§ Exercise material
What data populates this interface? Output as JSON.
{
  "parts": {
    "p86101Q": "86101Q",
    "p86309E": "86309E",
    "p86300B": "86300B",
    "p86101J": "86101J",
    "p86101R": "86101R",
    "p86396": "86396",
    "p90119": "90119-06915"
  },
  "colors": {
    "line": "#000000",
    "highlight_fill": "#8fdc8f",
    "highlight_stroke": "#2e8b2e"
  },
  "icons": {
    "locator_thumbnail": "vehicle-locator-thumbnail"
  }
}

§ Directions
Using the data above, print every record exactly as shown.

§ Task output
What data populates this interface? Output as JSON.
{
  "parts": {
    "p86101Q": "86101Q",
    "p86309E": "86309E",
    "p86300B": "86300B",
    "p86101J": "86101J",
    "p86101R": "86101R",
    "p86396": "86396",
    "p90119": "90119-06915"
  },
  "colors": {
    "line": "#000000",
    "highlight_fill": "#8fdc8f",
    "highlight_stroke": "#2e8b2e"
  },
  "icons": {
    "locator_thumbnail": "vehicle-locator-thumbnail"
  }
}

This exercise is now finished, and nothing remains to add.